● PARTS OF THE EXERCISE
A. Decide whether each statement below agrees with the travel account. For each, answer yes or no and quote the words from the text that decide it.
(i) The Big Buddha stands 34.5m high.
(ii) The secret cave with the hidden manuscripts was discovered in 1907.
(iii) Liv reached the top of one dune.
B. Answer these questions using facts from the travel account.
(i) Between which centuries do the caves date from?
(ii) In the old Buddhist story on the cave walls, what did the Buddha sacrifice his body for?
(iii) How far did the walk go before the fence around the dunes came to an end?

● STUDY TEXT

------------

The first cave we went into housed the Big Buddha - which at 34.5m high is one of the largest in the world - housed in this 9 story pagoda-like structure: All the caves we went into were from different periods of time between the 4th and 13th Centuries, and were funded by individuals including merchants of the Silk Road, monks, and officials. Most caves had Buddhist frescoes on the walls, some of which had been scratched off, re-clayed and then new pictures repainted by people who wanted to contribute to the caves, but lacked space to do so! Lots of the caves also had real gold used in the artwork - one cave that stood out had a thousand painted Buddhas, but only one with a gold face.
Another cave that caught our attention was one with significant Indian influence, where we followed an old Buddhist story that lined the walls about how the Buddha (in a previous life) sacrificed his body for starving tigers.
The final cave we saw was the Library Cave where in 1900 a secret cave was discovered that had thousands of manuscripts hidden away (including the world's oldest book, medical prescriptions, music, and military reports). In 1907 European adventurers managed to pay a very little price for a lot of these manuscripts (a fact repeated to us many times, as if to make us feel guilty, by our guide), and these days are found in many museums around the world.
Afterwards we went to the museum where several caves we didn't see are reproduced - it was amazing to see how realistic and old they managed to make them. As we couldn't take photos in the real caves, these are a couple from inside the pretend ones:
After hiding our from the near 40 degrees heat till about 5pm (though it was still in the 30's when we ventured out) we eventually headed to Mingsha Shan (Singing Sands Mountain), which is a huge stretch of mammoth sand dunes.When we arrived there we found an entrance fee so exorbitant we refused to pay out of principle (and partly out of stingy-ness), so set off on a walk to get around the fence. A couple of kms later the fence came to the end and we had unlimited access to the mighty dunes - and all to ourselves too, away from the carnival crowd by the ticket office.We even managed to get a view of the Yueyaquan (Cresent Moon Lake), that appears out of nowhere in the middle of the dunes - a true Silk Road oasis.Liv managed to get to the top of one dune, but gave up when Adam wanted to go further - so Adam set off to explore on his own!! Up the very top Adam had a Chinglish conversation with some students who thought we were extremely clever to find where the fence ended - and who were also happily amazed to hear that we'd never pay to see sand dunes in good ol' NZ!
On the way home we passed camels being led by motorbike / bicylce back to their homes, and sneakily picked ourselves a fresh pear! All in all the dunes turned out to be a worthwhile and cheaply adlibed adventure.
Adlibing it to the end of the fence.

------------

● RECORDED INFORMATION
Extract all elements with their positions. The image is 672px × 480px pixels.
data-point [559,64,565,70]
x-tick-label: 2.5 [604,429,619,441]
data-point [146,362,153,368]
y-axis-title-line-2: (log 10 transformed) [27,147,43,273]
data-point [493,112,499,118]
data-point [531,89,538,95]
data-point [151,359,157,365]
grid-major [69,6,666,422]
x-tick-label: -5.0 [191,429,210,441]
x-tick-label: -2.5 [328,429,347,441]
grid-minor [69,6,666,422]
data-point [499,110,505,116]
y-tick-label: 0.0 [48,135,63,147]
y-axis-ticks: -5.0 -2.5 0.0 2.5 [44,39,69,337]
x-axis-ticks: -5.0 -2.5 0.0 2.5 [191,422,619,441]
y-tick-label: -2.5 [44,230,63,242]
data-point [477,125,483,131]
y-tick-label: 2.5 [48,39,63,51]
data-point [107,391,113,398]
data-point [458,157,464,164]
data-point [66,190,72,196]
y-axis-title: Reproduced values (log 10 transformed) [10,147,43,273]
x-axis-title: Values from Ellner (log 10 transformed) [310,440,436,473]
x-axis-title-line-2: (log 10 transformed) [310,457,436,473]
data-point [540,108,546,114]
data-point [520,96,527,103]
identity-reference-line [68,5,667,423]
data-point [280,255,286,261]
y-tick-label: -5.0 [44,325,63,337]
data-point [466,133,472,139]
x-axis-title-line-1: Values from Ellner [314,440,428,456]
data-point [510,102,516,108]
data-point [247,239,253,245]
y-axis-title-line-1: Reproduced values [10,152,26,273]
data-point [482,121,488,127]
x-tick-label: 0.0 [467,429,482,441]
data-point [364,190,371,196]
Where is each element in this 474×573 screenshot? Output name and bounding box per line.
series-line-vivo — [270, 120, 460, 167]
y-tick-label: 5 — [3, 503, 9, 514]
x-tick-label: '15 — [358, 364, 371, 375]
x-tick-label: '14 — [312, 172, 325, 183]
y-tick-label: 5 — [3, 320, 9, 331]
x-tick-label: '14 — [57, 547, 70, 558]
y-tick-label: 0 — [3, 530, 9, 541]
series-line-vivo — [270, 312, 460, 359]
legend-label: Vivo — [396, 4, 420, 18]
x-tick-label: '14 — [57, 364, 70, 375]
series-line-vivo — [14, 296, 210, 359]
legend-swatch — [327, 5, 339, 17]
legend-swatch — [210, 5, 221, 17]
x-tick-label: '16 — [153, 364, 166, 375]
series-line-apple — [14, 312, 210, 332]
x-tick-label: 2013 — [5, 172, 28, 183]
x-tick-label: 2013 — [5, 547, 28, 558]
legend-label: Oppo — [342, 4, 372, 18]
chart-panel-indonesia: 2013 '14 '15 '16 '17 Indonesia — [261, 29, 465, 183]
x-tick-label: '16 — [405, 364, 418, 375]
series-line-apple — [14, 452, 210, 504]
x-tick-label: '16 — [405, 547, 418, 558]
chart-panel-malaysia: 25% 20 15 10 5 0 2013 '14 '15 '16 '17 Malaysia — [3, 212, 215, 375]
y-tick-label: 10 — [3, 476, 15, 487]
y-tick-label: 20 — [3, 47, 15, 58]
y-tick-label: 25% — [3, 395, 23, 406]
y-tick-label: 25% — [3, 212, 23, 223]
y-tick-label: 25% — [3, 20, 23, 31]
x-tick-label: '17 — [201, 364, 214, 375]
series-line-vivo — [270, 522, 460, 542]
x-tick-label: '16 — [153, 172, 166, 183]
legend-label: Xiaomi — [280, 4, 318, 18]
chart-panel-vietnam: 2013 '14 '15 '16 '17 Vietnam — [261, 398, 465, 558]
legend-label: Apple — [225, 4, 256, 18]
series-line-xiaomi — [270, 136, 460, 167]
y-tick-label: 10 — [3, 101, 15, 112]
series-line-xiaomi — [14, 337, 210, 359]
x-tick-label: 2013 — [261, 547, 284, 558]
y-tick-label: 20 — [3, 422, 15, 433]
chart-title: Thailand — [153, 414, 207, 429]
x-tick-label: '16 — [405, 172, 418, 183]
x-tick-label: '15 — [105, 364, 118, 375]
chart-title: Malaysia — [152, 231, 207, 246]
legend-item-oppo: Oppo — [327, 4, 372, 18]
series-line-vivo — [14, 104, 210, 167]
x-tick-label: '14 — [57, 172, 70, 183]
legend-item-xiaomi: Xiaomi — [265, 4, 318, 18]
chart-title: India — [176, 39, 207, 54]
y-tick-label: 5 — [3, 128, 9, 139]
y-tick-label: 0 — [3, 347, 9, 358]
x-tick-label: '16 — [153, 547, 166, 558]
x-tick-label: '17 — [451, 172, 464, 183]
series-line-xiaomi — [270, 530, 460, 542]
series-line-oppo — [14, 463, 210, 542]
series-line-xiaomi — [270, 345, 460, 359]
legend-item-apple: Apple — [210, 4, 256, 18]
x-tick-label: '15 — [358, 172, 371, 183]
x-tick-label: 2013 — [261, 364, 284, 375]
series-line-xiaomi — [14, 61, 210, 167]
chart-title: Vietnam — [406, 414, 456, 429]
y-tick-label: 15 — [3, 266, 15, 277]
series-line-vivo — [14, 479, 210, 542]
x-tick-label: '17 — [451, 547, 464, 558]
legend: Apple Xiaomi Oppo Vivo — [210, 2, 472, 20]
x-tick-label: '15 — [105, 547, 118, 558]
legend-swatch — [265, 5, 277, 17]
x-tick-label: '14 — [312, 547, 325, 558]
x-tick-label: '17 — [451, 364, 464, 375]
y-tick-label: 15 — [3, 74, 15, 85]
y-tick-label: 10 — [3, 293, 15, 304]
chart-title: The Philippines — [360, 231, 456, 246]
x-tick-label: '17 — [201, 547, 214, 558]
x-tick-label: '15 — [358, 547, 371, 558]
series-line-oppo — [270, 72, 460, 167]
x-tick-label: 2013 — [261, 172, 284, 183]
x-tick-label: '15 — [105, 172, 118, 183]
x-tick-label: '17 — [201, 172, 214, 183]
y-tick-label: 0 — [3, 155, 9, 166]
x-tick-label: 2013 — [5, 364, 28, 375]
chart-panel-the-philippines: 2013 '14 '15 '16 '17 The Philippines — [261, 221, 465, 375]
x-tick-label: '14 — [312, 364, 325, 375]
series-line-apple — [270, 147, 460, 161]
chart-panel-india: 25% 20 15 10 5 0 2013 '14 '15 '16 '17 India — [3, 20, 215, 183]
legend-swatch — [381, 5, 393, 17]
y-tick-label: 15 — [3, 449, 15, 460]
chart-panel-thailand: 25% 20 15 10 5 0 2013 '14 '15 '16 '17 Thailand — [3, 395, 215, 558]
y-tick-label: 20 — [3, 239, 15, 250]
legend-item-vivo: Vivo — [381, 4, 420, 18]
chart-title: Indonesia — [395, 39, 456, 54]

------------

● EXPECTED OUTPUTS
A.
(i) Yes: "which at 34.5m high is one of the largest in the world"
(ii) No: "in 1900 a secret cave was discovered"
(iii) Yes: "Liv managed to get to the top of one dune"

B.
(i) Between the 4th and 13th Centuries.
(ii) Starving tigers.
(iii) A couple of kms.